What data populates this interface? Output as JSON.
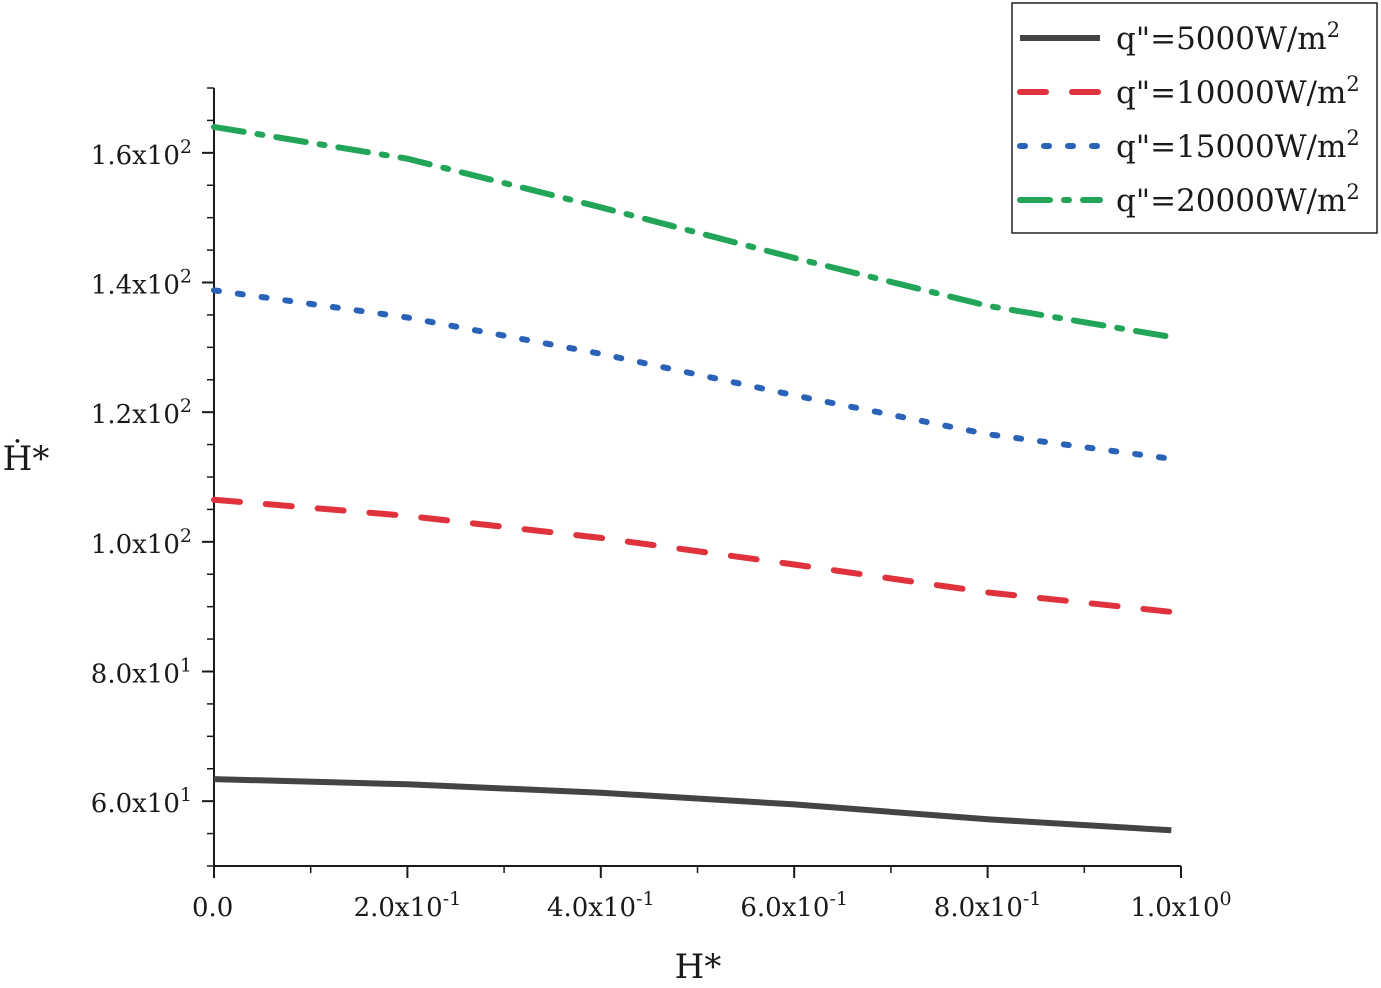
{
  "chart_data": {
    "type": "line",
    "title": "",
    "xlabel": "H*",
    "ylabel": "Ḣ*",
    "xlim": [
      0,
      1
    ],
    "ylim": [
      50,
      170
    ],
    "grid": false,
    "legend_position": "top-right",
    "x_ticks": [
      {
        "value": 0.0,
        "mantissa": "0.0",
        "exponent": ""
      },
      {
        "value": 0.2,
        "mantissa": "2.0x10",
        "exponent": "-1"
      },
      {
        "value": 0.4,
        "mantissa": "4.0x10",
        "exponent": "-1"
      },
      {
        "value": 0.6,
        "mantissa": "6.0x10",
        "exponent": "-1"
      },
      {
        "value": 0.8,
        "mantissa": "8.0x10",
        "exponent": "-1"
      },
      {
        "value": 1.0,
        "mantissa": "1.0x10",
        "exponent": "0"
      }
    ],
    "y_ticks": [
      {
        "value": 60,
        "mantissa": "6.0x10",
        "exponent": "1"
      },
      {
        "value": 80,
        "mantissa": "8.0x10",
        "exponent": "1"
      },
      {
        "value": 100,
        "mantissa": "1.0x10",
        "exponent": "2"
      },
      {
        "value": 120,
        "mantissa": "1.2x10",
        "exponent": "2"
      },
      {
        "value": 140,
        "mantissa": "1.4x10",
        "exponent": "2"
      },
      {
        "value": 160,
        "mantissa": "1.6x10",
        "exponent": "2"
      }
    ],
    "x": [
      0.0,
      0.2,
      0.4,
      0.6,
      0.8,
      0.99
    ],
    "series": [
      {
        "name": "q\"=5000W/m",
        "sup": "2",
        "color": "#444444",
        "dash": "solid",
        "values": [
          63.4,
          62.6,
          61.3,
          59.5,
          57.2,
          55.5
        ]
      },
      {
        "name": "q\"=10000W/m",
        "sup": "2",
        "color": "#e0323c",
        "dash": "dash",
        "values": [
          106.5,
          104.0,
          100.6,
          96.5,
          92.2,
          89.2
        ]
      },
      {
        "name": "q\"=15000W/m",
        "sup": "2",
        "color": "#2a62b8",
        "dash": "dot",
        "values": [
          138.8,
          134.6,
          129.0,
          122.6,
          116.6,
          112.8
        ]
      },
      {
        "name": "q\"=20000W/m",
        "sup": "2",
        "color": "#22a559",
        "dash": "dashdot",
        "values": [
          164.0,
          159.1,
          151.6,
          143.8,
          136.4,
          131.6
        ]
      }
    ]
  }
}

* _Task statement_
Set every line down exactly as written, leaving each picture out.

* _Answer for this exercise_
What data populates this interface? Output as JSON.
{
  "chart_data": {
    "type": "line",
    "title": "",
    "xlabel": "H*",
    "ylabel": "Ḣ*",
    "xlim": [
      0,
      1
    ],
    "ylim": [
      50,
      170
    ],
    "grid": false,
    "legend_position": "top-right",
    "x_ticks": [
      {
        "value": 0.0,
        "mantissa": "0.0",
        "exponent": ""
      },
      {
        "value": 0.2,
        "mantissa": "2.0x10",
        "exponent": "-1"
      },
      {
        "value": 0.4,
        "mantissa": "4.0x10",
        "exponent": "-1"
      },
      {
        "value": 0.6,
        "mantissa": "6.0x10",
        "exponent": "-1"
      },
      {
        "value": 0.8,
        "mantissa": "8.0x10",
        "exponent": "-1"
      },
      {
        "value": 1.0,
        "mantissa": "1.0x10",
        "exponent": "0"
      }
    ],
    "y_ticks": [
      {
        "value": 60,
        "mantissa": "6.0x10",
        "exponent": "1"
      },
      {
        "value": 80,
        "mantissa": "8.0x10",
        "exponent": "1"
      },
      {
        "value": 100,
        "mantissa": "1.0x10",
        "exponent": "2"
      },
      {
        "value": 120,
        "mantissa": "1.2x10",
        "exponent": "2"
      },
      {
        "value": 140,
        "mantissa": "1.4x10",
        "exponent": "2"
      },
      {
        "value": 160,
        "mantissa": "1.6x10",
        "exponent": "2"
      }
    ],
    "x": [
      0.0,
      0.2,
      0.4,
      0.6,
      0.8,
      0.99
    ],
    "series": [
      {
        "name": "q\"=5000W/m",
        "sup": "2",
        "color": "#444444",
        "dash": "solid",
        "values": [
          63.4,
          62.6,
          61.3,
          59.5,
          57.2,
          55.5
        ]
      },
      {
        "name": "q\"=10000W/m",
        "sup": "2",
        "color": "#e0323c",
        "dash": "dash",
        "values": [
          106.5,
          104.0,
          100.6,
          96.5,
          92.2,
          89.2
        ]
      },
      {
        "name": "q\"=15000W/m",
        "sup": "2",
        "color": "#2a62b8",
        "dash": "dot",
        "values": [
          138.8,
          134.6,
          129.0,
          122.6,
          116.6,
          112.8
        ]
      },
      {
        "name": "q\"=20000W/m",
        "sup": "2",
        "color": "#22a559",
        "dash": "dashdot",
        "values": [
          164.0,
          159.1,
          151.6,
          143.8,
          136.4,
          131.6
        ]
      }
    ]
  }
}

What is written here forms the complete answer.